WEDNESDAY, MARCH 16, 1994, 12:41 P.M. (ON THE RECORD UNLESS OTHERWISE NOTED)

MR. McCURRY: Good afternoon everybody. I'd like to start with a short statement and then I'll take your questions.

The United States Government welcomes the agreements that were reached on March 14 between Russian and Latvian negotiators on the withdrawal of Russian troops from Latvia by August 31, 1994. We believe that represents a major contribution to regional harmony and stability. We congratulate both sides for their dedication and determination in reaching this point.

We are very hopeful that this breakthrough will pave the way for agreement soon between Russia and Estonia for the withdrawal of Russian forces from Estonia by August 31, 1994. The United States has consistently and actively supported the full, prompt, and unconditional withdrawal of Russian forces from Baltic soil.

We will continue to work with all the parties concerned as partners to contribute to the smooth implementation of withdrawal agreements and the development of constructive, harmonious bilateral relations for the future.

Do you have a question? No question.

Q North Korea?

MR. McCURRY: North Korea. I think you all have seen the statement, I assume, that the IAEA has put out following their informal briefing today indicating that the Board of Governors of the IAEA will meet on Monday, March 21. The IAEA indicated in their statement today that they had to brief the Board that the Agency was not in a position at this point to verify that there had been no diversion of nuclear material at the facility where the relevant measures were rejected. These are the measures that had been agreed upon between North Korea and the IAEA on February 15 governing the full range of inspection activities that was to occur.

■ ■ ■ ■ ■ ■ ■

[REQUIRED TASK]
Reproduce word for word the part of the press briefing starting at "WEDNESDAY, MARCH 16, 1994, 12:41" and ending at "reaching this point.".

■ ■ ■ ■ ■ ■ ■

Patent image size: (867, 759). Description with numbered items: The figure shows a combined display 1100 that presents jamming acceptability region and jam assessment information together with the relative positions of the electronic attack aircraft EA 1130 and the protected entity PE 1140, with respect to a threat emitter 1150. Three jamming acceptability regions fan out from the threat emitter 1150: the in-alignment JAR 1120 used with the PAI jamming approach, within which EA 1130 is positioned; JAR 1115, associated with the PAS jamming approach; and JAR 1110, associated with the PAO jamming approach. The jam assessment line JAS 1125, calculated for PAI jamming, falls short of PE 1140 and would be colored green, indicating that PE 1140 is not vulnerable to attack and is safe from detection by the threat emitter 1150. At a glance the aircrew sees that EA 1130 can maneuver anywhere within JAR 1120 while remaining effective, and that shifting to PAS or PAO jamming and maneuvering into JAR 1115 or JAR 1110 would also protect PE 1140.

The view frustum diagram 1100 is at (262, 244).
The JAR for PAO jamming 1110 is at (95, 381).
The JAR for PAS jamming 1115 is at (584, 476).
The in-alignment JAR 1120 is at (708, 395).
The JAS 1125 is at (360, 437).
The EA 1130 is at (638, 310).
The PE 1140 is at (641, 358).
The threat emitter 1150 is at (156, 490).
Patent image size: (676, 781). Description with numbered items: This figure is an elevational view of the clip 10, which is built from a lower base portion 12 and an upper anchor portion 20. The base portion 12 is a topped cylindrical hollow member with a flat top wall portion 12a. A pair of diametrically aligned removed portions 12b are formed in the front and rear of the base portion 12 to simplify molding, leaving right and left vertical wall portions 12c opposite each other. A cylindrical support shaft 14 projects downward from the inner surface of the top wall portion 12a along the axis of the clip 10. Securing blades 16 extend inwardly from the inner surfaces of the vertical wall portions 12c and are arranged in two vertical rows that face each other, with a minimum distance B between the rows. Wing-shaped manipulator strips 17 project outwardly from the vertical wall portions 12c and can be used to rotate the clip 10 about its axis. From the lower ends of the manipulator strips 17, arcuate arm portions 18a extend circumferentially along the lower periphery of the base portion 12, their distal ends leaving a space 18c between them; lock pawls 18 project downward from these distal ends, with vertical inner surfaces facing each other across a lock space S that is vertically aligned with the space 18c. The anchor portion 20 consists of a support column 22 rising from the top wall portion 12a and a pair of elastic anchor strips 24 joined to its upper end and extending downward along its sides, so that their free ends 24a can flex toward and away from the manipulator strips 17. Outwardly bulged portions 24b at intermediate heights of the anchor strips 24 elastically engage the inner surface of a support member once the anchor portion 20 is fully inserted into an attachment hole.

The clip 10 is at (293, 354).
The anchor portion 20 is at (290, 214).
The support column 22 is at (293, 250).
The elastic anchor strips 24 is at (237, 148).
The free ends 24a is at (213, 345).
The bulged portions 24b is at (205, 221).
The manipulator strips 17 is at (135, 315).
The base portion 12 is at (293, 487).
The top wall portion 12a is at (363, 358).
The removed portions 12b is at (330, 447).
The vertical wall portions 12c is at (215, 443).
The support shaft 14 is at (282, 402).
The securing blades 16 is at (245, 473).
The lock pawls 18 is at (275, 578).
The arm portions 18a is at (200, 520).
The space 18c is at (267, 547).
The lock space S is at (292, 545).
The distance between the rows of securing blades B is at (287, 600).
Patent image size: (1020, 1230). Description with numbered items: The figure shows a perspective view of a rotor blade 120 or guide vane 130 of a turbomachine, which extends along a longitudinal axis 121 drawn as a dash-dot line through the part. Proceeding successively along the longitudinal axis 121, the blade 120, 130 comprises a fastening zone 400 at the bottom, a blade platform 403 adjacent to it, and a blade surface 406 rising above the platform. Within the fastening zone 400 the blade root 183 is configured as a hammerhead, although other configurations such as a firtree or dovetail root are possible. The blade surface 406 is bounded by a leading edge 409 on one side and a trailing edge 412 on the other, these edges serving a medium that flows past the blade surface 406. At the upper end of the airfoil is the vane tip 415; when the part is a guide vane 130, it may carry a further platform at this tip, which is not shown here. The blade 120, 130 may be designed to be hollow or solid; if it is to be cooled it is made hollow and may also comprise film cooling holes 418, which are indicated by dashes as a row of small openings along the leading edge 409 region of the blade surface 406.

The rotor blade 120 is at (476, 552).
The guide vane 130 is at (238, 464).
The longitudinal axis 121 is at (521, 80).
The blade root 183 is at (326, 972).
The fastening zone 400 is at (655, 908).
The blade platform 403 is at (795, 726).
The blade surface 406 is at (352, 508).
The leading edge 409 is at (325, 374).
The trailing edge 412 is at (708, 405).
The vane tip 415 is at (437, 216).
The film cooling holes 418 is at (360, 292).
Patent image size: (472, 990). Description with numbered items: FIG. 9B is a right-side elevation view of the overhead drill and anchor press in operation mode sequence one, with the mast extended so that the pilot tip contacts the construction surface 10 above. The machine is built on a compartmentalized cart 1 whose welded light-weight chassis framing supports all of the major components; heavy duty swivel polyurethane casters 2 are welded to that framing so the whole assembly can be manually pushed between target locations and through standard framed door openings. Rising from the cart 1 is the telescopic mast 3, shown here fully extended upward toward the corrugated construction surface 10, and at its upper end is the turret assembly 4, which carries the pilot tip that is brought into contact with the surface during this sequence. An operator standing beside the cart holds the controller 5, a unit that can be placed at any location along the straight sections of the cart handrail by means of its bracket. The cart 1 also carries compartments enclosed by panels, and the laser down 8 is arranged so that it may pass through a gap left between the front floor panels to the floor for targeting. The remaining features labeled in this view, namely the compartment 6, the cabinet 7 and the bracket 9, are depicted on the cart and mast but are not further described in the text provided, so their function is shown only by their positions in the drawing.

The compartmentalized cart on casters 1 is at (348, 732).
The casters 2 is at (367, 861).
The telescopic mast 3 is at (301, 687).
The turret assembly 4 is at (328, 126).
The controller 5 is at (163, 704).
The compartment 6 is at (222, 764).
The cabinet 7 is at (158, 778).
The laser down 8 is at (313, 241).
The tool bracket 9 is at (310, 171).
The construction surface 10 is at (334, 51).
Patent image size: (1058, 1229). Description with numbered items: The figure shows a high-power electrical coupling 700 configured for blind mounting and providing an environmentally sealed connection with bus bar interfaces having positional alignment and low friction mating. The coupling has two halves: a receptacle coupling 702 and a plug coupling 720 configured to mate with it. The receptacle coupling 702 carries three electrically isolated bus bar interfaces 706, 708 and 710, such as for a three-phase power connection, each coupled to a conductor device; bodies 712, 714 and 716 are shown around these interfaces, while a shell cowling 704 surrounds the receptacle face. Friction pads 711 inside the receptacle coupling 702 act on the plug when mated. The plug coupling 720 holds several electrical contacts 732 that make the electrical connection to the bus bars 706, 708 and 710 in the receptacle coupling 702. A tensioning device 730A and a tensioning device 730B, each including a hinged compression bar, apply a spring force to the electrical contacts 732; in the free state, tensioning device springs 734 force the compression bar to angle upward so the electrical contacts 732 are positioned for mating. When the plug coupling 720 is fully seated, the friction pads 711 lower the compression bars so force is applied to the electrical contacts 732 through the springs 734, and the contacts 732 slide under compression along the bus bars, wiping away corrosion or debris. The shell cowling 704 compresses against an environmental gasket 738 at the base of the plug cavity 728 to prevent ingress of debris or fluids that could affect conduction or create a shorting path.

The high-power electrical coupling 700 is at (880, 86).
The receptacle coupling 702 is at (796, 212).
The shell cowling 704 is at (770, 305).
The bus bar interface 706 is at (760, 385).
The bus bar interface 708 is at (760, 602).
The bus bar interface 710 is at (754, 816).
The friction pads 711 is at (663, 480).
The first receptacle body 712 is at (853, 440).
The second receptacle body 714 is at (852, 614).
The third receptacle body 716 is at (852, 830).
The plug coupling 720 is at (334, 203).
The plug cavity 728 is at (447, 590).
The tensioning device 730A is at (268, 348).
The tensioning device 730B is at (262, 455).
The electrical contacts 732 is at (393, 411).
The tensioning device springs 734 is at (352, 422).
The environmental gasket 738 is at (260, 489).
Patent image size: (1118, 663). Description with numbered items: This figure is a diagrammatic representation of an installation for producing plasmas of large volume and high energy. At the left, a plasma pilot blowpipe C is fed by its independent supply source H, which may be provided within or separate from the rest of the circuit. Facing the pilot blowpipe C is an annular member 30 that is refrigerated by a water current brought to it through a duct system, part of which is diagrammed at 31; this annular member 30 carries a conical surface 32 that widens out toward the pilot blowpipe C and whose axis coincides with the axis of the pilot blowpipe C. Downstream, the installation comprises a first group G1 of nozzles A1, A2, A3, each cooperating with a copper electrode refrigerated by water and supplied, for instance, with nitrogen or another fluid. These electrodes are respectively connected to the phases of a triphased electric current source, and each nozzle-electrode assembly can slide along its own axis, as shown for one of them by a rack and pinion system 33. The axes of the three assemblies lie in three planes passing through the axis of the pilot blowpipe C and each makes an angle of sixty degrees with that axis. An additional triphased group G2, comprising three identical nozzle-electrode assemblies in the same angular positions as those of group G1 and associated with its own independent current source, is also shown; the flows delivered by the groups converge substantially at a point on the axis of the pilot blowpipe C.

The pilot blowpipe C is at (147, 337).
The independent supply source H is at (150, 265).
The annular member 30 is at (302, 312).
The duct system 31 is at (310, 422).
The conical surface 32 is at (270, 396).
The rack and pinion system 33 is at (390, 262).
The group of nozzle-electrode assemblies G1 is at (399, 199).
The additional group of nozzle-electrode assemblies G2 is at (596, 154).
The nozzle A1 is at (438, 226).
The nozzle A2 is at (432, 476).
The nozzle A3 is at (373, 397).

■ ■ ■ ■ ■ ■ ■

[COMPLETE ANSWER]
WEDNESDAY, MARCH 16, 1994, 12:41 P.M. (ON THE RECORD UNLESS OTHERWISE NOTED)

MR. McCURRY: Good afternoon everybody. I'd like to start with a short statement and then I'll take your questions.

The United States Government welcomes the agreements that were reached on March 14 between Russian and Latvian negotiators on the withdrawal of Russian troops from Latvia by August 31, 1994. We believe that represents a major contribution to regional harmony and stability. We congratulate both sides for their dedication and determination in reaching this point.